Task objective
Look over the lines below. Report each one that includes the string "this".

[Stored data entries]
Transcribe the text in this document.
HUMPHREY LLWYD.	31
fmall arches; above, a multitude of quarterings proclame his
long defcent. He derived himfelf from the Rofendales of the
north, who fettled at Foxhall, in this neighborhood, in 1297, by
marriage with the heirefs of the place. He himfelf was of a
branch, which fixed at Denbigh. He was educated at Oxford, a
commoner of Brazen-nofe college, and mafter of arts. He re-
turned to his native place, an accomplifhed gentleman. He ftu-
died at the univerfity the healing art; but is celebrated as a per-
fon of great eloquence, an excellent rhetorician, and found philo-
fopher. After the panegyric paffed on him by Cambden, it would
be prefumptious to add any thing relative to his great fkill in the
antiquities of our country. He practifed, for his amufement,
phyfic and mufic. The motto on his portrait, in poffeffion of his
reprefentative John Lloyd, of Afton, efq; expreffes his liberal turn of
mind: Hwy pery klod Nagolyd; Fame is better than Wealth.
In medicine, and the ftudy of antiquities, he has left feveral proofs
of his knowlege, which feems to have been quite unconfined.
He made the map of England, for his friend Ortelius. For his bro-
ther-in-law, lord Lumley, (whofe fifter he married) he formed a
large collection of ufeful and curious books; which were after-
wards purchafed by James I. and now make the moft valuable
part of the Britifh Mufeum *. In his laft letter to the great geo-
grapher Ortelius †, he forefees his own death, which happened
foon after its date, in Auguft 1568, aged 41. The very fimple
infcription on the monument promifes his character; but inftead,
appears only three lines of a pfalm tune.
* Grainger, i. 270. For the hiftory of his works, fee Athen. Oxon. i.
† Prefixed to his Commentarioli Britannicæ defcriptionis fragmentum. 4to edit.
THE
--
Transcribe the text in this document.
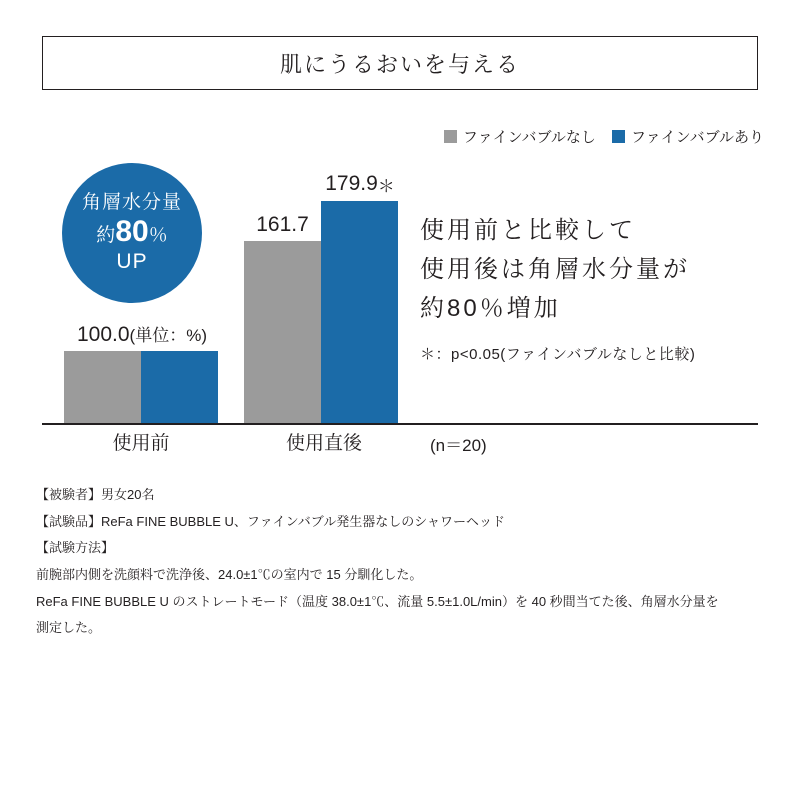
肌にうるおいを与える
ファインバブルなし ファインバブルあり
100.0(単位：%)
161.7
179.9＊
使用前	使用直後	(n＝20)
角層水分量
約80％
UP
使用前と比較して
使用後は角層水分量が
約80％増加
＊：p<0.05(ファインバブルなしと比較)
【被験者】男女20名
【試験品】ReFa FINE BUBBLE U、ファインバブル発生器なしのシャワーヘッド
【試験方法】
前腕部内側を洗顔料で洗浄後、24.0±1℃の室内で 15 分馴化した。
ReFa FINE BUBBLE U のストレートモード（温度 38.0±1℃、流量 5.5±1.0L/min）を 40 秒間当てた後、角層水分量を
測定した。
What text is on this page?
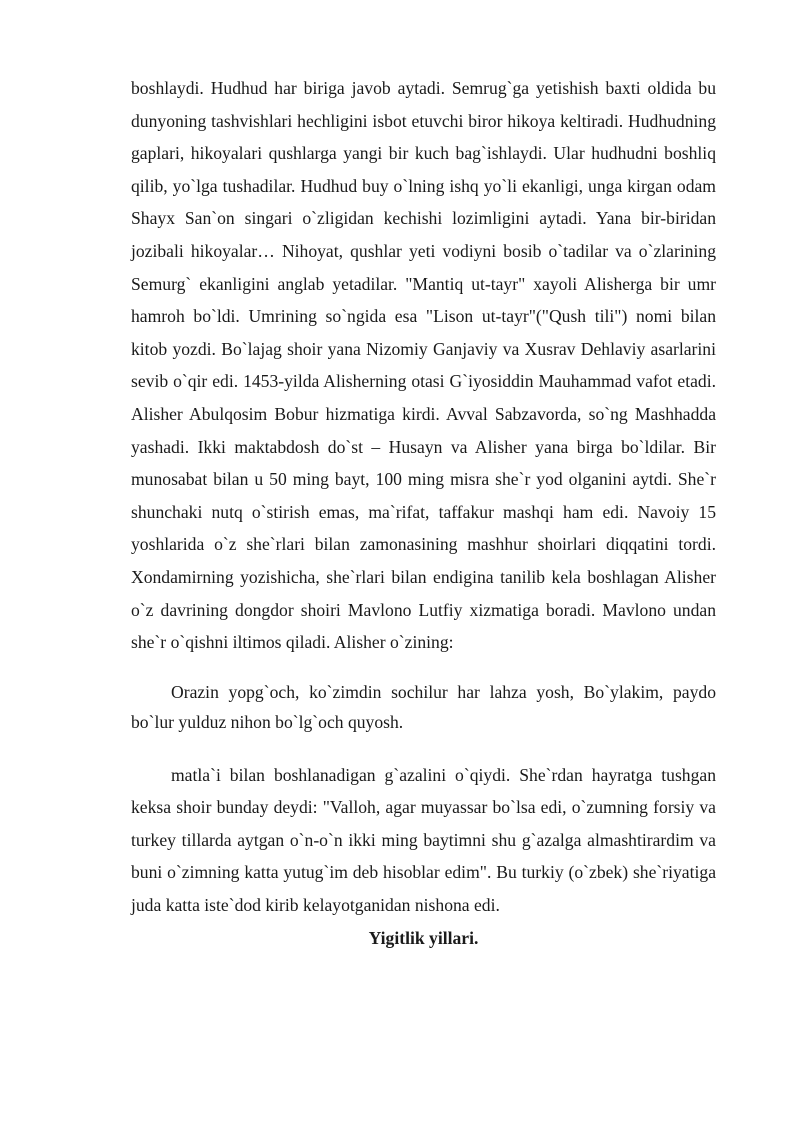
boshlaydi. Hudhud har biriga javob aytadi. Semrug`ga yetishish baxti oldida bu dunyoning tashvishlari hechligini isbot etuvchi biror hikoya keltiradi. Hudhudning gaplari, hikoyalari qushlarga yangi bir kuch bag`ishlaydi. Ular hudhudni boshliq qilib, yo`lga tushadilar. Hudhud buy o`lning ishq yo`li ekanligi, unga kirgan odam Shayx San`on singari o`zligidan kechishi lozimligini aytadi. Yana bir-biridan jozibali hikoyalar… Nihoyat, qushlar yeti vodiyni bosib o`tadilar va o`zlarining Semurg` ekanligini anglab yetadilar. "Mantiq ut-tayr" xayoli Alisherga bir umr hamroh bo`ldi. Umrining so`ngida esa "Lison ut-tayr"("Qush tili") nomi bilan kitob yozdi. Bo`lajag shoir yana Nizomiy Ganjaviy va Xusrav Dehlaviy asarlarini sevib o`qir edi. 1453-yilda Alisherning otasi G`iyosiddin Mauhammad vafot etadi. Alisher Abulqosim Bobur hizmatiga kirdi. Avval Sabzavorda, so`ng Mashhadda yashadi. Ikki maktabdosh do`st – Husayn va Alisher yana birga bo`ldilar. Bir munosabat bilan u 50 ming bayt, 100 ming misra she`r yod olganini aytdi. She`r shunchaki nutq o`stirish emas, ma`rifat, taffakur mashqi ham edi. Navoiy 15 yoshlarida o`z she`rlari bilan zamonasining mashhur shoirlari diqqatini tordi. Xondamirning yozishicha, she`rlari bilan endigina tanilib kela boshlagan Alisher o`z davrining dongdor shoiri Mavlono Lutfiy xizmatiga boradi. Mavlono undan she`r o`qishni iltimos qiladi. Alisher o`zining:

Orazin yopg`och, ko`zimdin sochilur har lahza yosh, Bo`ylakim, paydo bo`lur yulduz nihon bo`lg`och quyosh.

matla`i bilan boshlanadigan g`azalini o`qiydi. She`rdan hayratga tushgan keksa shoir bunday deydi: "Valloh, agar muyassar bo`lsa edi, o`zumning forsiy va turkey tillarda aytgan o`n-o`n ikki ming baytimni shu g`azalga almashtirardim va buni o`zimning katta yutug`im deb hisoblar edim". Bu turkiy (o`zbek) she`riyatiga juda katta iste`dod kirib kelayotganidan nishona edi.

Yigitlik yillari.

Solution
Transcribe the text in this document.
north, who fettled at Foxhall, in this neighborhood, in 1297, by
Transcribe the text in this document.
What text is on this page?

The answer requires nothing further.